What you will do - Format each line of the listing below as a string in a JSON list, one string per line, leaving out any blank lines.

The input -
----------------------------------------
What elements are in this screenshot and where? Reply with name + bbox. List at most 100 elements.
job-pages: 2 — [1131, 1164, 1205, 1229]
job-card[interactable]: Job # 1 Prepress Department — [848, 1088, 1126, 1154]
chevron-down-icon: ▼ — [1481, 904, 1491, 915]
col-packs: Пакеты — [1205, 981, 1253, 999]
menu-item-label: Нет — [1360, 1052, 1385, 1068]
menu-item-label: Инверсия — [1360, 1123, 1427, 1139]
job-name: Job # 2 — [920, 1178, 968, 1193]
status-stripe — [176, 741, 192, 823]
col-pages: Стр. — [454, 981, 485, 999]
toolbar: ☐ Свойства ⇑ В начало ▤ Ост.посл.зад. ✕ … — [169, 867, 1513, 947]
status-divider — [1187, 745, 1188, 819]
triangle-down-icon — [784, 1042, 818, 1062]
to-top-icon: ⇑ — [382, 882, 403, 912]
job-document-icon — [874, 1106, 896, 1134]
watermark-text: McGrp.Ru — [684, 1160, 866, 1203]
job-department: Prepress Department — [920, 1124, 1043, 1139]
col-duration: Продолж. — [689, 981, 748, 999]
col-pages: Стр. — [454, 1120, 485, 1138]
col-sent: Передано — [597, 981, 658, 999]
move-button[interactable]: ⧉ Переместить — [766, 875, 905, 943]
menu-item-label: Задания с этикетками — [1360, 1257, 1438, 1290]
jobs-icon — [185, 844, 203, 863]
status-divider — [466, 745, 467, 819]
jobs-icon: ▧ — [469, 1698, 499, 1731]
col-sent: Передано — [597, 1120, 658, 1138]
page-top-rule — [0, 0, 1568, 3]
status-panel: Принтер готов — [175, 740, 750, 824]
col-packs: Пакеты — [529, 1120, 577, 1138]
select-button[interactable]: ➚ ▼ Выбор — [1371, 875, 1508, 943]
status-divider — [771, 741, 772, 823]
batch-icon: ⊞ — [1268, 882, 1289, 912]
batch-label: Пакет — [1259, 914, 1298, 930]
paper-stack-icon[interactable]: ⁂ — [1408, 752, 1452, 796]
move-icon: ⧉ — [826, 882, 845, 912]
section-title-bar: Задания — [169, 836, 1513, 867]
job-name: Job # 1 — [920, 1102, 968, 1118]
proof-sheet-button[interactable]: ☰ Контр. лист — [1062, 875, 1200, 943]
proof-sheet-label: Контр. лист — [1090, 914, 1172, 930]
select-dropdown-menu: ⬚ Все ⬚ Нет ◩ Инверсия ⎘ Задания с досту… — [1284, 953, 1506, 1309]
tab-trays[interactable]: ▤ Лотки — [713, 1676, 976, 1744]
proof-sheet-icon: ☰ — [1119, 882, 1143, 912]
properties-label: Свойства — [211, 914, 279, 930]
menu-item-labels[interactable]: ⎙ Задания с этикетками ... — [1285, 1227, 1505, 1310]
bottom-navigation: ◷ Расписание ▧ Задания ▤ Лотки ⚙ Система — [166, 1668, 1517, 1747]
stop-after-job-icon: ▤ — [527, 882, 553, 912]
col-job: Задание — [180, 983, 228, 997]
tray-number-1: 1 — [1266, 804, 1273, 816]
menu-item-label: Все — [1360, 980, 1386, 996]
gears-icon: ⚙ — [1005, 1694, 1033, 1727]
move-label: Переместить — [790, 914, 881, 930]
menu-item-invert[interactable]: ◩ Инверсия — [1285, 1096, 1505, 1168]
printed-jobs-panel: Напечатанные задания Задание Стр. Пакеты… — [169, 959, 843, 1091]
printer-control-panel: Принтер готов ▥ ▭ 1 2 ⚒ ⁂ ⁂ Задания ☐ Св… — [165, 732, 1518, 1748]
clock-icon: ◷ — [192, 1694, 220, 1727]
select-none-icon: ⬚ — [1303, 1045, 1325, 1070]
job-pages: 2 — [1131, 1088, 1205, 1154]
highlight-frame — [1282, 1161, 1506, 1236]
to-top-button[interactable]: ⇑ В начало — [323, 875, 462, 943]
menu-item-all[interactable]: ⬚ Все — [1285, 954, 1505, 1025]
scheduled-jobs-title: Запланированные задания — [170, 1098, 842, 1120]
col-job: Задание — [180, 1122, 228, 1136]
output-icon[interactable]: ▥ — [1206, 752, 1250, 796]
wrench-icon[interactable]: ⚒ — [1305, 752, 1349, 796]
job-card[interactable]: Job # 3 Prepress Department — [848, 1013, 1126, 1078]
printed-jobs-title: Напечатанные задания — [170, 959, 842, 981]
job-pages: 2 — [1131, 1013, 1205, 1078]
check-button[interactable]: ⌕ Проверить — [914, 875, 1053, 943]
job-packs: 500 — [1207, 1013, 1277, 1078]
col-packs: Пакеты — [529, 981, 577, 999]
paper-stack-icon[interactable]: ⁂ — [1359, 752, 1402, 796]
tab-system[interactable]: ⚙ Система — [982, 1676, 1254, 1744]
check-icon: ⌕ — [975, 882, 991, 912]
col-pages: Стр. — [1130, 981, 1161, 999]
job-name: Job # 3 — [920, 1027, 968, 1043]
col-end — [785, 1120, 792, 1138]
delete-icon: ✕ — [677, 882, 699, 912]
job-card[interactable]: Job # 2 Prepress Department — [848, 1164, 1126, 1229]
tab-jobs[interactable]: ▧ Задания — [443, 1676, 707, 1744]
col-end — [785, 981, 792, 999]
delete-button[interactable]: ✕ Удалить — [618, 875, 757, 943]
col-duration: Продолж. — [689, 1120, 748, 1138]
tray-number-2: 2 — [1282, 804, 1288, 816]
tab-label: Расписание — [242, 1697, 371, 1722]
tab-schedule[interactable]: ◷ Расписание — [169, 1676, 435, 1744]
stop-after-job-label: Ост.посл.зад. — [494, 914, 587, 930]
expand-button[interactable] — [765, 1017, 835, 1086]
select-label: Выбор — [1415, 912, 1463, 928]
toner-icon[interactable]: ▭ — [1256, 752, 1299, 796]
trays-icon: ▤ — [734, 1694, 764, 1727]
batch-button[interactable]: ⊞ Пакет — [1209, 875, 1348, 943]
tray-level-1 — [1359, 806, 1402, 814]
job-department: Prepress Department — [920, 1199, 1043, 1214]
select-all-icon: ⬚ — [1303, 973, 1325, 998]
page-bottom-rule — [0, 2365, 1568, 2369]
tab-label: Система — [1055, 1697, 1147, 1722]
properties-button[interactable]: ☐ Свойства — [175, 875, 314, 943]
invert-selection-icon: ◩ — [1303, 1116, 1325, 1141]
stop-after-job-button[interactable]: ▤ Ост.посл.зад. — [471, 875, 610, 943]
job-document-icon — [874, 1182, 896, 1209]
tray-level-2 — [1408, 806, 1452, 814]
----------------------------------------
Worked answer -
[
  "What elements are in this screenshot and where? Reply with name + bbox. List at most 100 elements.",
  "job-pages: 2 — [1131, 1164, 1205, 1229]",
  "job-card[interactable]: Job # 1 Prepress Department — [848, 1088, 1126, 1154]",
  "chevron-down-icon: ▼ — [1481, 904, 1491, 915]",
  "col-packs: Пакеты — [1205, 981, 1253, 999]",
  "menu-item-label: Нет — [1360, 1052, 1385, 1068]",
  "menu-item-label: Инверсия — [1360, 1123, 1427, 1139]",
  "job-name: Job # 2 — [920, 1178, 968, 1193]",
  "status-stripe — [176, 741, 192, 823]",
  "col-pages: Стр. — [454, 981, 485, 999]",
  "toolbar: ☐ Свойства ⇑ В начало ▤ Ост.посл.зад. ✕ … — [169, 867, 1513, 947]",
  "status-divider — [1187, 745, 1188, 819]",
  "triangle-down-icon — [784, 1042, 818, 1062]",
  "to-top-icon: ⇑ — [382, 882, 403, 912]",
  "job-document-icon — [874, 1106, 896, 1134]",
  "watermark-text: McGrp.Ru — [684, 1160, 866, 1203]",
  "job-department: Prepress Department — [920, 1124, 1043, 1139]",
  "col-duration: Продолж. — [689, 981, 748, 999]",
  "col-pages: Стр. — [454, 1120, 485, 1138]",
  "col-sent: Передано — [597, 981, 658, 999]",
  "move-button[interactable]: ⧉ Переместить — [766, 875, 905, 943]",
  "menu-item-label: Задания с этикетками — [1360, 1257, 1438, 1290]",
  "jobs-icon — [185, 844, 203, 863]",
  "status-divider — [466, 745, 467, 819]",
  "jobs-icon: ▧ — [469, 1698, 499, 1731]",
  "col-sent: Передано — [597, 1120, 658, 1138]",
  "page-top-rule — [0, 0, 1568, 3]",
  "status-panel: Принтер готов — [175, 740, 750, 824]",
  "col-packs: Пакеты — [529, 1120, 577, 1138]",
  "select-button[interactable]: ➚ ▼ Выбор — [1371, 875, 1508, 943]",
  "status-divider — [771, 741, 772, 823]",
  "batch-icon: ⊞ — [1268, 882, 1289, 912]",
  "batch-label: Пакет — [1259, 914, 1298, 930]",
  "paper-stack-icon[interactable]: ⁂ — [1408, 752, 1452, 796]",
  "move-icon: ⧉ — [826, 882, 845, 912]",
  "section-title-bar: Задания — [169, 836, 1513, 867]",
  "job-name: Job # 1 — [920, 1102, 968, 1118]",
  "proof-sheet-button[interactable]: ☰ Контр. лист — [1062, 875, 1200, 943]",
  "proof-sheet-label: Контр. лист — [1090, 914, 1172, 930]",
  "select-dropdown-menu: ⬚ Все ⬚ Нет ◩ Инверсия ⎘ Задания с досту… — [1284, 953, 1506, 1309]",
  "tab-trays[interactable]: ▤ Лотки — [713, 1676, 976, 1744]",
  "proof-sheet-icon: ☰ — [1119, 882, 1143, 912]",
  "properties-label: Свойства — [211, 914, 279, 930]",
  "menu-item-labels[interactable]: ⎙ Задания с этикетками ... — [1285, 1227, 1505, 1310]",
  "bottom-navigation: ◷ Расписание ▧ Задания ▤ Лотки ⚙ Система — [166, 1668, 1517, 1747]",
  "stop-after-job-icon: ▤ — [527, 882, 553, 912]",
  "col-job: Задание — [180, 983, 228, 997]",
  "tray-number-1: 1 — [1266, 804, 1273, 816]",
  "menu-item-label: Все — [1360, 980, 1386, 996]",
  "gears-icon: ⚙ — [1005, 1694, 1033, 1727]",
  "move-label: Переместить — [790, 914, 881, 930]",
  "menu-item-invert[interactable]: ◩ Инверсия — [1285, 1096, 1505, 1168]",
  "printed-jobs-panel: Напечатанные задания Задание Стр. Пакеты… — [169, 959, 843, 1091]",
  "printer-control-panel: Принтер готов ▥ ▭ 1 2 ⚒ ⁂ ⁂ Задания ☐ Св… — [165, 732, 1518, 1748]",
  "clock-icon: ◷ — [192, 1694, 220, 1727]",
  "select-none-icon: ⬚ — [1303, 1045, 1325, 1070]",
  "job-pages: 2 — [1131, 1088, 1205, 1154]",
  "highlight-frame — [1282, 1161, 1506, 1236]",
  "to-top-button[interactable]: ⇑ В начало — [323, 875, 462, 943]",
  "menu-item-all[interactable]: ⬚ Все — [1285, 954, 1505, 1025]",
  "scheduled-jobs-title: Запланированные задания — [170, 1098, 842, 1120]",
  "col-job: Задание — [180, 1122, 228, 1136]",
  "output-icon[interactable]: ▥ — [1206, 752, 1250, 796]",
  "wrench-icon[interactable]: ⚒ — [1305, 752, 1349, 796]",
  "job-card[interactable]: Job # 3 Prepress Department — [848, 1013, 1126, 1078]",
  "printed-jobs-title: Напечатанные задания — [170, 959, 842, 981]",
  "job-pages: 2 — [1131, 1013, 1205, 1078]",
  "check-button[interactable]: ⌕ Проверить — [914, 875, 1053, 943]",
  "job-packs: 500 — [1207, 1013, 1277, 1078]",
  "col-packs: Пакеты — [529, 981, 577, 999]",
  "paper-stack-icon[interactable]: ⁂ — [1359, 752, 1402, 796]",
  "tab-system[interactable]: ⚙ Система — [982, 1676, 1254, 1744]",
  "check-icon: ⌕ — [975, 882, 991, 912]",
  "col-pages: Стр. — [1130, 981, 1161, 999]",
  "job-name: Job # 3 — [920, 1027, 968, 1043]",
  "col-end — [785, 1120, 792, 1138]",
  "delete-icon: ✕ — [677, 882, 699, 912]",
  "job-card[interactable]: Job # 2 Prepress Department — [848, 1164, 1126, 1229]",
  "tab-jobs[interactable]: ▧ Задания — [443, 1676, 707, 1744]",
  "col-end — [785, 981, 792, 999]",
  "delete-button[interactable]: ✕ Удалить — [618, 875, 757, 943]",
  "col-duration: Продолж. — [689, 1120, 748, 1138]",
  "tray-number-2: 2 — [1282, 804, 1288, 816]",
  "tab-label: Расписание — [242, 1697, 371, 1722]",
  "tab-schedule[interactable]: ◷ Расписание — [169, 1676, 435, 1744]",
  "stop-after-job-label: Ост.посл.зад. — [494, 914, 587, 930]",
  "expand-button[interactable] — [765, 1017, 835, 1086]",
  "select-label: Выбор — [1415, 912, 1463, 928]",
  "toner-icon[interactable]: ▭ — [1256, 752, 1299, 796]",
  "trays-icon: ▤ — [734, 1694, 764, 1727]",
  "batch-button[interactable]: ⊞ Пакет — [1209, 875, 1348, 943]",
  "tray-level-1 — [1359, 806, 1402, 814]",
  "job-department: Prepress Department — [920, 1199, 1043, 1214]",
  "select-all-icon: ⬚ — [1303, 973, 1325, 998]",
  "page-bottom-rule — [0, 2365, 1568, 2369]",
  "tab-label: Система — [1055, 1697, 1147, 1722]",
  "properties-button[interactable]: ☐ Свойства — [175, 875, 314, 943]",
  "invert-selection-icon: ◩ — [1303, 1116, 1325, 1141]",
  "stop-after-job-button[interactable]: ▤ Ост.посл.зад. — [471, 875, 610, 943]",
  "job-document-icon — [874, 1182, 896, 1209]",
  "tray-level-2 — [1408, 806, 1452, 814]"
]